CHALLENGE: Report how many lines in the records hold the string "marker"; give the number and nothing else.

PROVIDED ENTRIES:
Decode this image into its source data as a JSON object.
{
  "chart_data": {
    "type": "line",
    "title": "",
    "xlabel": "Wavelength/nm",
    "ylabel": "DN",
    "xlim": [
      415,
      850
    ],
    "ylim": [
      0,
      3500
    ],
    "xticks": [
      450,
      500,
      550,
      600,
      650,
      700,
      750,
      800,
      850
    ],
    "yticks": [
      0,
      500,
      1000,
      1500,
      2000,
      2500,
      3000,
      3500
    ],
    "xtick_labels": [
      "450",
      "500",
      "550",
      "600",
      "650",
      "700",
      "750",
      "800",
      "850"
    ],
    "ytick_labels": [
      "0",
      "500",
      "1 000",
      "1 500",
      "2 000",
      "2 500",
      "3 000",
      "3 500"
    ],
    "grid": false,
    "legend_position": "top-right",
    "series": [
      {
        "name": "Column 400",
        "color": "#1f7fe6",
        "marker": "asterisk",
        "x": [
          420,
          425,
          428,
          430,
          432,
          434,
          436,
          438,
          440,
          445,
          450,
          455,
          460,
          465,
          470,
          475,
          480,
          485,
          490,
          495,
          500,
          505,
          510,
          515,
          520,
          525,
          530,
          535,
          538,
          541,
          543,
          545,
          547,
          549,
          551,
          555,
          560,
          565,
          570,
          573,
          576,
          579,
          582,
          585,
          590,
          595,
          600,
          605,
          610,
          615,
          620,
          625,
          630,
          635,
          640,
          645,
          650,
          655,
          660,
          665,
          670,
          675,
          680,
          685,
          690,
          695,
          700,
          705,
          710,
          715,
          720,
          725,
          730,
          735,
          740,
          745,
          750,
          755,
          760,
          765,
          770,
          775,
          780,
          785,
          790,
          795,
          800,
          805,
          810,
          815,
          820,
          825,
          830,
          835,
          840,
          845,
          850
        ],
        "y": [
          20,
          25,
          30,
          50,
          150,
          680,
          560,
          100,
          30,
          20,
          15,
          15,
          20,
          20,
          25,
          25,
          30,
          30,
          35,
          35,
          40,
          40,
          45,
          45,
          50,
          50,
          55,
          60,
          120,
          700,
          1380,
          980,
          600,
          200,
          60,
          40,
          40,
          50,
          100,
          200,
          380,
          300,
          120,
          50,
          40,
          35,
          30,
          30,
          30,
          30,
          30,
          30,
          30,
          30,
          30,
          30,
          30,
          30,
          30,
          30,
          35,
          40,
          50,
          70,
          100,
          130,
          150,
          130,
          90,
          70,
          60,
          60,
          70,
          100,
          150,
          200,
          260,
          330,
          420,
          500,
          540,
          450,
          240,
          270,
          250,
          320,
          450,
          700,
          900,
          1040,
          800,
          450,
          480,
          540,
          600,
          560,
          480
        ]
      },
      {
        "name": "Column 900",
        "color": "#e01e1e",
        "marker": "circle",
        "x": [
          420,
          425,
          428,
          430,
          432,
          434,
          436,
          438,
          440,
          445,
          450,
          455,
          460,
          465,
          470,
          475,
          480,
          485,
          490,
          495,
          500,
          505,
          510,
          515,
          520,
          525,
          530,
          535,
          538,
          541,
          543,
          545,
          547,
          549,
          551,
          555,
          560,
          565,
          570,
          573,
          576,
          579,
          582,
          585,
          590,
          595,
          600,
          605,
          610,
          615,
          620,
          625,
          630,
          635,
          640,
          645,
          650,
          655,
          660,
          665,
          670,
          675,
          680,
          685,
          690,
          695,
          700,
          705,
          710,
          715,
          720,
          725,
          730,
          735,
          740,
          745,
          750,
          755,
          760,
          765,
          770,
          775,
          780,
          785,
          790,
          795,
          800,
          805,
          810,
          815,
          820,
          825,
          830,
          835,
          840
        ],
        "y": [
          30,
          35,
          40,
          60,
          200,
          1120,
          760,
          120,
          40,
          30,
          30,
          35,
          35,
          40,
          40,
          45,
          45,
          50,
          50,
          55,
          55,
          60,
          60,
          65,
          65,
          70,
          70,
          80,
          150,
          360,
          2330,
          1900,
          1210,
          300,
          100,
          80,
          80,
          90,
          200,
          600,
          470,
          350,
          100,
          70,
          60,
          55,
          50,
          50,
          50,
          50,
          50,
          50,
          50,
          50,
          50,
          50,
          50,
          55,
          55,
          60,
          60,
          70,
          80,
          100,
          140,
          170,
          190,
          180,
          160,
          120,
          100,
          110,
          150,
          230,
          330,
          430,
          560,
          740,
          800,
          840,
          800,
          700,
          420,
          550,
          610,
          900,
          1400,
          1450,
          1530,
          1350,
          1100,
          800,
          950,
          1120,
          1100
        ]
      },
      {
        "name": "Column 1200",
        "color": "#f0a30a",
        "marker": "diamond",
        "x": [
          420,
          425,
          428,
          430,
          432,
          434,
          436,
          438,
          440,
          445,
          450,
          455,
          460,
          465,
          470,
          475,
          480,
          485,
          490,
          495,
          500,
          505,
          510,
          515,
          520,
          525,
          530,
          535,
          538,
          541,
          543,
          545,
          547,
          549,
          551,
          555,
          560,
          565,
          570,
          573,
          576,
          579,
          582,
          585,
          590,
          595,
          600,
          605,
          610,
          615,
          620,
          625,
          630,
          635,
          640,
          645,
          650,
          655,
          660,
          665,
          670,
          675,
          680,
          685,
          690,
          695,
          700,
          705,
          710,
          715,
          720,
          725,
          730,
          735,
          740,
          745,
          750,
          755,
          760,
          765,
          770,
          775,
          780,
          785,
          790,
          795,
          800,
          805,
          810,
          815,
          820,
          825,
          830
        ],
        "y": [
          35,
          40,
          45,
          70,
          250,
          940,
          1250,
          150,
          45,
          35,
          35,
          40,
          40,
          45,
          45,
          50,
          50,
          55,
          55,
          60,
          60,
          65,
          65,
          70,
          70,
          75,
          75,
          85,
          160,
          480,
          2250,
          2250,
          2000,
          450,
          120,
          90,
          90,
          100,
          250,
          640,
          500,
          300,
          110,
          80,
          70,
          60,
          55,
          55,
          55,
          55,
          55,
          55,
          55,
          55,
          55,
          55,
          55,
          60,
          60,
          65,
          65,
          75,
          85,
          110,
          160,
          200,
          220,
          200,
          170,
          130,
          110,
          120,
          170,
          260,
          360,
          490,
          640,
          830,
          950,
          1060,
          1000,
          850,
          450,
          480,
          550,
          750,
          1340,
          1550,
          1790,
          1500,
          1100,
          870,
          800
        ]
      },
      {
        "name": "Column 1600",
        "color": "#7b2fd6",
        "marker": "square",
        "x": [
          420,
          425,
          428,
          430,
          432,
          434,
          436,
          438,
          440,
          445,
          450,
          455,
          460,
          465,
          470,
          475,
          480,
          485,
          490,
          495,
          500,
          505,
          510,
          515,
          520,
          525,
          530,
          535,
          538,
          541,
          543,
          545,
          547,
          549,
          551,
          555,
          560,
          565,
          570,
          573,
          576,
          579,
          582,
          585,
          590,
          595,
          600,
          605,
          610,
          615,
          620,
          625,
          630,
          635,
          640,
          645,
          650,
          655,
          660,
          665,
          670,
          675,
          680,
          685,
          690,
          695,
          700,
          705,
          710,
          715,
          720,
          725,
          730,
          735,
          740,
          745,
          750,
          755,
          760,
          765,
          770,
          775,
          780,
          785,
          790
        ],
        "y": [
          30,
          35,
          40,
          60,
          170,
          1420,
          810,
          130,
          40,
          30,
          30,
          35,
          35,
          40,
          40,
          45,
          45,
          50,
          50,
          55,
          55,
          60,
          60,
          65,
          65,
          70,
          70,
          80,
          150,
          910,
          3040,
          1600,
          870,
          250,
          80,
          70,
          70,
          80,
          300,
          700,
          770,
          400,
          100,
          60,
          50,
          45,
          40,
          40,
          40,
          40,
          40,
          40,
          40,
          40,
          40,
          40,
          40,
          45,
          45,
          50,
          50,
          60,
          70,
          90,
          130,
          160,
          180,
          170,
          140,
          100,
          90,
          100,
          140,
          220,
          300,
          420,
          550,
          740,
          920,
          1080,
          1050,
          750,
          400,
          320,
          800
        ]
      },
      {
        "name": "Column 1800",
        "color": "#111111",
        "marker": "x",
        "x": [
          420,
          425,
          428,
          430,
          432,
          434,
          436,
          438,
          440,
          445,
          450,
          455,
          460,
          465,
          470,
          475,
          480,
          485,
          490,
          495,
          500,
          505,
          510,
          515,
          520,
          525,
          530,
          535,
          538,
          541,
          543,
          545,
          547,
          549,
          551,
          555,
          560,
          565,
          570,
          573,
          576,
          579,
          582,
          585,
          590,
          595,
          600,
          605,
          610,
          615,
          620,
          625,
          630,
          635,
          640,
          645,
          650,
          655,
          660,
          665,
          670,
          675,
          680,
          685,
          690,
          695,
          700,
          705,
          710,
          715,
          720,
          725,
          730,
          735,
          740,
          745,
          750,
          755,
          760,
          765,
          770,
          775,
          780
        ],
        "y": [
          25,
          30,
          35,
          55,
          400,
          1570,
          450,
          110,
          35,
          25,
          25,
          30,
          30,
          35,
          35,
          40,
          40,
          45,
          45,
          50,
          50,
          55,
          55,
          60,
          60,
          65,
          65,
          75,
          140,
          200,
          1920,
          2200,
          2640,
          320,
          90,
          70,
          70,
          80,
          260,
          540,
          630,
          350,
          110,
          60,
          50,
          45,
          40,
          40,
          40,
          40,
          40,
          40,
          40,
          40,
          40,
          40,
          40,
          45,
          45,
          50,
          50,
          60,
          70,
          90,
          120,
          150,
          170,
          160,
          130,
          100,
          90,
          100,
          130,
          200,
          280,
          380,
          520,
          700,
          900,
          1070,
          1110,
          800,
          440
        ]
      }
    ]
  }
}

FULL ANSWER: 5